- WHAT THE TASK REQUIRES:
Copy every line from the data below in which the string "铜陵新村" can be found.
-=-=-
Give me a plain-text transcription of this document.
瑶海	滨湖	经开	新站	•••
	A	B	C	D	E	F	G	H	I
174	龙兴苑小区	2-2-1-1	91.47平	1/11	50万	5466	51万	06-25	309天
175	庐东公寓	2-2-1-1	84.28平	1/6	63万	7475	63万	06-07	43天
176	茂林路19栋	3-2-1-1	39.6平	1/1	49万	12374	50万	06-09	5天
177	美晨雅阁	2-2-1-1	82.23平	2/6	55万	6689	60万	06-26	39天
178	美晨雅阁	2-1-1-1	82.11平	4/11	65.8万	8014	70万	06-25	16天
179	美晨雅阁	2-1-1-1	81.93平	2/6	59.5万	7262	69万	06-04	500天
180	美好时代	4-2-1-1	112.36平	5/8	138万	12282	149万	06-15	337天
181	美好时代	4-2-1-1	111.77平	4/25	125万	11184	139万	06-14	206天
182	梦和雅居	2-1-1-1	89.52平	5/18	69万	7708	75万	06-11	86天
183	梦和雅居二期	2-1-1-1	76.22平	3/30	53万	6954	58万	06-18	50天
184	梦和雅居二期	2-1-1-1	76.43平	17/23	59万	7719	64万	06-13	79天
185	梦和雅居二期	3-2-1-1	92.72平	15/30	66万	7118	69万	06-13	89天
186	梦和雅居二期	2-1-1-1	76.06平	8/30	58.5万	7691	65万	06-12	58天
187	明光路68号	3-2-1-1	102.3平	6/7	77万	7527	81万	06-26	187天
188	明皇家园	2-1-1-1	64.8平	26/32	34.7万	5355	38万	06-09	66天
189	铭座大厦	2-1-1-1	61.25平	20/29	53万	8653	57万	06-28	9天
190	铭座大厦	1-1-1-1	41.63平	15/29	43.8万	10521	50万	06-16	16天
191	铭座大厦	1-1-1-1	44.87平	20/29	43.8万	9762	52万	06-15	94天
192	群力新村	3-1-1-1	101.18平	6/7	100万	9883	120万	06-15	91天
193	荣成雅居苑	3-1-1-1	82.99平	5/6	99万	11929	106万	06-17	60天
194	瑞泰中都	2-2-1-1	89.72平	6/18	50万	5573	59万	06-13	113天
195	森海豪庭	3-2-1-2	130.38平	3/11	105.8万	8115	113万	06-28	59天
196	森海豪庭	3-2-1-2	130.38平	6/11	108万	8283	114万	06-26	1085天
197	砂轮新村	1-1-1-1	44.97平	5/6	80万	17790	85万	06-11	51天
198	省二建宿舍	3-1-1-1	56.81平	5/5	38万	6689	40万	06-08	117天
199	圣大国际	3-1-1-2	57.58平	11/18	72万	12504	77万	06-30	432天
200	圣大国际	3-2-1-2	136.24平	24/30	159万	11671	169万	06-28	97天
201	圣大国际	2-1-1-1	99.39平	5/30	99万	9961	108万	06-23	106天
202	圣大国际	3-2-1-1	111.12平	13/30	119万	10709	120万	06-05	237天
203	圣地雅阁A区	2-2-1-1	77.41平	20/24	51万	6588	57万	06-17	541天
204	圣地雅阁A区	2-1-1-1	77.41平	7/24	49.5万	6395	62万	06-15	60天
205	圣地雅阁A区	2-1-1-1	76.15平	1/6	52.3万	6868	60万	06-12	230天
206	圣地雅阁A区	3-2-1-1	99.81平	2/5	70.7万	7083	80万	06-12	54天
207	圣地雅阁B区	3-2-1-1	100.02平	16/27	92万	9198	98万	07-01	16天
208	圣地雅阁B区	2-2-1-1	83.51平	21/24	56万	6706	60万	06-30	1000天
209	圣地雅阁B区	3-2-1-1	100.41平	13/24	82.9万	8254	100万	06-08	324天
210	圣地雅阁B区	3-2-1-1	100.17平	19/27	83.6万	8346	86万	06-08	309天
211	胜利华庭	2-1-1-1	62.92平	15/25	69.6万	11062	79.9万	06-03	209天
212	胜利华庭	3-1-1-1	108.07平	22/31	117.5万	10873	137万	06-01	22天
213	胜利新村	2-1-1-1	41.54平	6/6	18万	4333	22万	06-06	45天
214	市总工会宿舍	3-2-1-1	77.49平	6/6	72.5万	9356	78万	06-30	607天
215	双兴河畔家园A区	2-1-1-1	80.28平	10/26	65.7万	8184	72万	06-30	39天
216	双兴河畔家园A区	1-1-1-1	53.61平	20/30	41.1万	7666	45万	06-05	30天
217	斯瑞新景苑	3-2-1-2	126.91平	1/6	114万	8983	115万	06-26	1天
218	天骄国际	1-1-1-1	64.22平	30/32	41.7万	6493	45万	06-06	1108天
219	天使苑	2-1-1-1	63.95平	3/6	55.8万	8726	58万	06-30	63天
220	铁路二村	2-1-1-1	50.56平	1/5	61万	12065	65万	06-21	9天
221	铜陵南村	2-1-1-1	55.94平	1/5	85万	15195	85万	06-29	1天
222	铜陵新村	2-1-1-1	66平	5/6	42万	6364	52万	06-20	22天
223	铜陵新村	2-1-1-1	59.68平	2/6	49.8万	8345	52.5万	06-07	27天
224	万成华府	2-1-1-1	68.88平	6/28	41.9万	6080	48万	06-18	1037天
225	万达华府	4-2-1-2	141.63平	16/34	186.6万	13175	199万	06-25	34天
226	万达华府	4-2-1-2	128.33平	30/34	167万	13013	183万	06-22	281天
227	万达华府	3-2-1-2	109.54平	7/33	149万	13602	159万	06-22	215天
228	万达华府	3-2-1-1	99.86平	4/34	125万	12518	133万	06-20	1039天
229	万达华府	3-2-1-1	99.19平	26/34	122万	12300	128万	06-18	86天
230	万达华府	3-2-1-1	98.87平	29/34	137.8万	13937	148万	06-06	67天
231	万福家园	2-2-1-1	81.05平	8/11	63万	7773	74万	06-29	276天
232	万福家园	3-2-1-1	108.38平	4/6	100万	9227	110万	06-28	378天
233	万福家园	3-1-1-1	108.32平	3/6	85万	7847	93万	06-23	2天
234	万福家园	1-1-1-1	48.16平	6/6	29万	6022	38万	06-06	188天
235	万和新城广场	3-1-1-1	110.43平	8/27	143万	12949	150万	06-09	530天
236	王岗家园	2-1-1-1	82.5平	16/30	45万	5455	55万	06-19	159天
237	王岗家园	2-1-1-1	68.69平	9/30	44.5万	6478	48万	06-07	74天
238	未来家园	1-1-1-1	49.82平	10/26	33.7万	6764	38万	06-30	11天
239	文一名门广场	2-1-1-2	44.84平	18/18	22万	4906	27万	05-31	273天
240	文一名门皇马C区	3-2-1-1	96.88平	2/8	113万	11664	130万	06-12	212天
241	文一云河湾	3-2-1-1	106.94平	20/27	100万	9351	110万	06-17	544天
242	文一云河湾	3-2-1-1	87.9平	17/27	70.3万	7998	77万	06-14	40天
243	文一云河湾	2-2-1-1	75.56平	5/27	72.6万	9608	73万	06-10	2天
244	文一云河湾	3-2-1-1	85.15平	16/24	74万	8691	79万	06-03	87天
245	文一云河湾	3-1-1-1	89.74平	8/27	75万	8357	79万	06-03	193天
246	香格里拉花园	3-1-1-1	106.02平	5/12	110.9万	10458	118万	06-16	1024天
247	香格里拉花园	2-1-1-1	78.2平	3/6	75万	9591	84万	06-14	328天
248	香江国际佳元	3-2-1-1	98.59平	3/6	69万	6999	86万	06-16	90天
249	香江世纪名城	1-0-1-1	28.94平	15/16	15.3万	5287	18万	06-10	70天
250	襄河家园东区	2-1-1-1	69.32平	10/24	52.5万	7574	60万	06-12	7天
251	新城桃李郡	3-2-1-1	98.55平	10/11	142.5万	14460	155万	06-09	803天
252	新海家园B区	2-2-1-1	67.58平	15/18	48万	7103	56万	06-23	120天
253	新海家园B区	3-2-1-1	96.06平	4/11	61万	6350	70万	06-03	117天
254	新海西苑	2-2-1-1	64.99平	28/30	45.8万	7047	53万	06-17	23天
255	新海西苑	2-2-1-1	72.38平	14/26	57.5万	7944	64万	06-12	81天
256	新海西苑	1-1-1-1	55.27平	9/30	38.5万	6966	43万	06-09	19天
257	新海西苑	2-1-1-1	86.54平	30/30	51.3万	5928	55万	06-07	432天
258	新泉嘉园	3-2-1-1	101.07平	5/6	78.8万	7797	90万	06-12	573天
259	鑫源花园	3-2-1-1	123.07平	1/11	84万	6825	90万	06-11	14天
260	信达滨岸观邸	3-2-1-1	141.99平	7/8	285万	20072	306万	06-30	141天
-=-=-
- SOLUTION TO THE PROBLEM:
222	铜陵新村	2-1-1-1	66平	5/6	42万	6364	52万	06-20	22天
223	铜陵新村	2-1-1-1	59.68平	2/6	49.8万	8345	52.5万	06-07	27天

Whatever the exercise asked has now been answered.